-- TASK DESCRIPTION --
Go through the records and copy each line where the word "Create" occurs.

-- RECORDS PROVIDED --
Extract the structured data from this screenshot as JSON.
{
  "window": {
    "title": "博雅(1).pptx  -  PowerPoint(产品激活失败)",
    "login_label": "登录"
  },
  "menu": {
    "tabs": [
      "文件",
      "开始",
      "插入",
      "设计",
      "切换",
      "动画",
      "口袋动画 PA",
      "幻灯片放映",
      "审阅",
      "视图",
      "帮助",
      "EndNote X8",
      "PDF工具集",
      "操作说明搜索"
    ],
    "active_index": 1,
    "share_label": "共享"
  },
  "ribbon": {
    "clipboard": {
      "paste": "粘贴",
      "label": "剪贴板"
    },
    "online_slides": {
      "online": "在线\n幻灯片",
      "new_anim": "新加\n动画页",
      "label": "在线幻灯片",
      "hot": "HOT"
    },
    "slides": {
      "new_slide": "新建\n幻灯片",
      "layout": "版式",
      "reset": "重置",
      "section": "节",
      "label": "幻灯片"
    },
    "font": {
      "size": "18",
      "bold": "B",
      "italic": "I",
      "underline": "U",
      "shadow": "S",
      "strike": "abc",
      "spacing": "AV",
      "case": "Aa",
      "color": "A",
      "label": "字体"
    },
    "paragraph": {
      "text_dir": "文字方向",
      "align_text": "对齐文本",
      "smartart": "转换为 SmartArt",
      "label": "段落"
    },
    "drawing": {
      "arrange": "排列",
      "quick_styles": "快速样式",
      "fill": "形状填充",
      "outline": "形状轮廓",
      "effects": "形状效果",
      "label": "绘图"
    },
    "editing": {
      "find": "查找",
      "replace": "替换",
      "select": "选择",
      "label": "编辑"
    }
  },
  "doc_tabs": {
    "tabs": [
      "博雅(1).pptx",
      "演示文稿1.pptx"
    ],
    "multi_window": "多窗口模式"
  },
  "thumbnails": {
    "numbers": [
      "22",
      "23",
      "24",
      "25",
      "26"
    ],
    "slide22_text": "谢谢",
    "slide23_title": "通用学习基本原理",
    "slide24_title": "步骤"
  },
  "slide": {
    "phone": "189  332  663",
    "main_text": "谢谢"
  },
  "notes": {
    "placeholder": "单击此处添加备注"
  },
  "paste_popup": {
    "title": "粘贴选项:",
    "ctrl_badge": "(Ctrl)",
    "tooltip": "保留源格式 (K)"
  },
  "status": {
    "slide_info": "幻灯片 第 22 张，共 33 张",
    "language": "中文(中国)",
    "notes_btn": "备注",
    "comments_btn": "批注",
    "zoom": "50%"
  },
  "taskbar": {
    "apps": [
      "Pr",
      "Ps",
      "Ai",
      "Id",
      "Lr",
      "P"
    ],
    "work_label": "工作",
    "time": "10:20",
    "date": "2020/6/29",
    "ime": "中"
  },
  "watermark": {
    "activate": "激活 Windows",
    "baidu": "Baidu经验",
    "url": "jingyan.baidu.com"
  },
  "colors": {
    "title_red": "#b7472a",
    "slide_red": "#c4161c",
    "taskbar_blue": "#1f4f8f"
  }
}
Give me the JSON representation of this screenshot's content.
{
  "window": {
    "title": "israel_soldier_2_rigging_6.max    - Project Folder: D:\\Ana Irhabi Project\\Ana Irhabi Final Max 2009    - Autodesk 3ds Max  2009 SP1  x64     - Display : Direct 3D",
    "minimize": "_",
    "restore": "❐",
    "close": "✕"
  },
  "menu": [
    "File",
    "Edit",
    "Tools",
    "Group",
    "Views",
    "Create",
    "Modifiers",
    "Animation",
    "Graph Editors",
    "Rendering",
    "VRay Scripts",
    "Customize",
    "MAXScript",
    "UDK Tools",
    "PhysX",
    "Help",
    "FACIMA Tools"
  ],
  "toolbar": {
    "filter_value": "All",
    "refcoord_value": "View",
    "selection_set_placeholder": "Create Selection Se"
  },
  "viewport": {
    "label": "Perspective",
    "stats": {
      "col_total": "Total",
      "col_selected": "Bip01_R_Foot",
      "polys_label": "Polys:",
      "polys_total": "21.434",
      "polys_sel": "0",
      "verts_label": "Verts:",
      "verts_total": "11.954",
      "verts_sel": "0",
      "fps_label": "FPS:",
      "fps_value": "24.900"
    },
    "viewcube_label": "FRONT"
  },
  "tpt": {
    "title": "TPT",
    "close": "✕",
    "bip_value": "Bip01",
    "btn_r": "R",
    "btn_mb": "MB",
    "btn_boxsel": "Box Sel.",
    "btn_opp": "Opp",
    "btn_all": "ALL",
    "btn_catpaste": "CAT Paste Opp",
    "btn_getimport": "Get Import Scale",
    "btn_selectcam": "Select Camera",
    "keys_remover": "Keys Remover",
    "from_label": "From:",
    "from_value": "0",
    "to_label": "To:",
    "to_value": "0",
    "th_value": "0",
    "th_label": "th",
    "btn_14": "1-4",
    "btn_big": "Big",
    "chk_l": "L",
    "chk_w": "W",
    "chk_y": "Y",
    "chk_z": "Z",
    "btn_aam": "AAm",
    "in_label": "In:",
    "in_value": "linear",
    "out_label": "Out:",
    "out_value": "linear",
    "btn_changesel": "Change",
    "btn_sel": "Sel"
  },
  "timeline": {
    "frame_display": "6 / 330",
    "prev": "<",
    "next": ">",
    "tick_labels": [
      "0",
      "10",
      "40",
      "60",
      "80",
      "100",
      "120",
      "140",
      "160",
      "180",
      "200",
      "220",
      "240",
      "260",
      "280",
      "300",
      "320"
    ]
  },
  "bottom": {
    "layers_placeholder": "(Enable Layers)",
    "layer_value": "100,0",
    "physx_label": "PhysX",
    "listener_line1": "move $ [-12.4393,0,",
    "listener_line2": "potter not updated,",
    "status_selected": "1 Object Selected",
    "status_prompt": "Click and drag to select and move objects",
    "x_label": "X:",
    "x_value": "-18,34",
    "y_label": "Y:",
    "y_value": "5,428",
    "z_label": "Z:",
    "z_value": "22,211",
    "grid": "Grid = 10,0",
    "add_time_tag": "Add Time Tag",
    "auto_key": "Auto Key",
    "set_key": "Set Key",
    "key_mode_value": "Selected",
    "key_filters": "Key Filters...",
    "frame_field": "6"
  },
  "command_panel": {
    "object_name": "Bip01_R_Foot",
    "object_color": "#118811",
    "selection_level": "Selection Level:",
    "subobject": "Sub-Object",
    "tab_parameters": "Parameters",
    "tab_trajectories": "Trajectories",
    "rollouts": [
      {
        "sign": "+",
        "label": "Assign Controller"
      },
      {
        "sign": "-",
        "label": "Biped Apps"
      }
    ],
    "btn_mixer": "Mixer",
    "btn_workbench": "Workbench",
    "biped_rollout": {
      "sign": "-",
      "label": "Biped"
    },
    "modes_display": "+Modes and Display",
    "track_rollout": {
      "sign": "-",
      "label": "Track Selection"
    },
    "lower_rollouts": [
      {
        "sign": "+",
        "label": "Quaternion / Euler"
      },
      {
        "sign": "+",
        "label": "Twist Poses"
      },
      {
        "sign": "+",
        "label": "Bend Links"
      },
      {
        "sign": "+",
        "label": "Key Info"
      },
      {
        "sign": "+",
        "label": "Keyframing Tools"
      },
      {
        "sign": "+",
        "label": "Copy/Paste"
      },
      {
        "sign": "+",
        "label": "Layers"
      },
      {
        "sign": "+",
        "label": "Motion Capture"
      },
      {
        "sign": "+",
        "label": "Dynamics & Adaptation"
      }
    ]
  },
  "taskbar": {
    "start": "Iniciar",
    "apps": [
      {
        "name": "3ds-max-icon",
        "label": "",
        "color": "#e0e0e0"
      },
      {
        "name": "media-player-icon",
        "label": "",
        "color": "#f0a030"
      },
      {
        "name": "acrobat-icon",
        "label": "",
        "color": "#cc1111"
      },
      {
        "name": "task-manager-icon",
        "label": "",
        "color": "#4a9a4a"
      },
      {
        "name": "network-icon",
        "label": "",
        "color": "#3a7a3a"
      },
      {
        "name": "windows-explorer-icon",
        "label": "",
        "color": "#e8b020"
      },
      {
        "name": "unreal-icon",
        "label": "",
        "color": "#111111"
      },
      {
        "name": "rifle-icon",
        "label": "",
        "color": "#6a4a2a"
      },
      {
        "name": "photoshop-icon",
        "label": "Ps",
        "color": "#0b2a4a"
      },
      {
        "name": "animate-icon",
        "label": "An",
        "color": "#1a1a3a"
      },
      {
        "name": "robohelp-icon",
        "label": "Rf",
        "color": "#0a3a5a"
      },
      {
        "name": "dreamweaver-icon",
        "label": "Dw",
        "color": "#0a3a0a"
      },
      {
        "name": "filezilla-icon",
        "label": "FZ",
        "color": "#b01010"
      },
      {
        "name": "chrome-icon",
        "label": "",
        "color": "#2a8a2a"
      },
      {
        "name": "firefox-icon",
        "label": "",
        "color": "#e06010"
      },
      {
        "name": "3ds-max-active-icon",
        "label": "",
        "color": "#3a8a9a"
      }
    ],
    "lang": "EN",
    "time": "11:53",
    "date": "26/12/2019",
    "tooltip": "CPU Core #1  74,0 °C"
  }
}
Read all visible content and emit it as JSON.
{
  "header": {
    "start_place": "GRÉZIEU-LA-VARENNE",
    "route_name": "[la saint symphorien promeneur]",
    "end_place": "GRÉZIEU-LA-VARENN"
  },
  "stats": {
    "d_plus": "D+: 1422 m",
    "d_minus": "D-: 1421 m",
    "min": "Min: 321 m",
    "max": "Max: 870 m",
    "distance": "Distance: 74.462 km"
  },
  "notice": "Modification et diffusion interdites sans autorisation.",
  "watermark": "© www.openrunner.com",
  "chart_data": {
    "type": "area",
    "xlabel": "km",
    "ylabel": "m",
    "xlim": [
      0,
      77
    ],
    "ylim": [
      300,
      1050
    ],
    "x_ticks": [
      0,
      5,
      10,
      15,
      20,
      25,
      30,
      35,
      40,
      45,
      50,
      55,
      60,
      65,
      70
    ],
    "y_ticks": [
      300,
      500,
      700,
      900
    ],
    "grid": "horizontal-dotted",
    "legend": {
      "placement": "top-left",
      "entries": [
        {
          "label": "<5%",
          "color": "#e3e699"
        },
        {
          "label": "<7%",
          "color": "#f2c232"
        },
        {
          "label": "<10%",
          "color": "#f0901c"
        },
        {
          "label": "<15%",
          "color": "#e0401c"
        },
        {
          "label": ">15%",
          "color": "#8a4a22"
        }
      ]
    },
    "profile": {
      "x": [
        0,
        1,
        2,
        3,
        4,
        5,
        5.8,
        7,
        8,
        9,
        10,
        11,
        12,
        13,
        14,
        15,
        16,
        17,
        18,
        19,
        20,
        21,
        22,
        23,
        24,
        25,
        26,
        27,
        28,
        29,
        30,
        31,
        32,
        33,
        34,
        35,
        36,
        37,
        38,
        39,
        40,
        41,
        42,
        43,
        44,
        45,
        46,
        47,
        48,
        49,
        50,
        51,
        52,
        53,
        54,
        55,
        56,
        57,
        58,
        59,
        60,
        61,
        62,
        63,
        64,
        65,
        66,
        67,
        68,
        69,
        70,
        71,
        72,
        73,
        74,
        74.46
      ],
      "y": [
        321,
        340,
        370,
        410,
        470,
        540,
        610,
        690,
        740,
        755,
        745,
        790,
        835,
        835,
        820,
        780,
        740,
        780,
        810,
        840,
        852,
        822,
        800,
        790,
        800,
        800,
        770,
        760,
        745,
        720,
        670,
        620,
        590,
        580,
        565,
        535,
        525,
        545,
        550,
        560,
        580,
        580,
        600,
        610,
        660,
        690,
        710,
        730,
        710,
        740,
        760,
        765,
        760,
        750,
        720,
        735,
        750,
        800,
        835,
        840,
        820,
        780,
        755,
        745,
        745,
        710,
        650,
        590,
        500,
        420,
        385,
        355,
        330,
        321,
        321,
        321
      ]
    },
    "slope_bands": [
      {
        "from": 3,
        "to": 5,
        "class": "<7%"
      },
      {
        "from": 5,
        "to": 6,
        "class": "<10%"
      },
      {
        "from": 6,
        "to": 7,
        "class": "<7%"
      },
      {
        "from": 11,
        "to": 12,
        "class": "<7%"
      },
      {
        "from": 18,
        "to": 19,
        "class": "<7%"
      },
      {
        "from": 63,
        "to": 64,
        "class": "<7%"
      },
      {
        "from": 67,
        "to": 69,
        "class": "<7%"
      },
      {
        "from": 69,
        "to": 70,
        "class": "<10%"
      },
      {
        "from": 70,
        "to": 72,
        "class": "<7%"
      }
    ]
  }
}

-- RESULT OF THIS EXERCISE --
    "Create",
    "selection_set_placeholder": "Create Selection Se"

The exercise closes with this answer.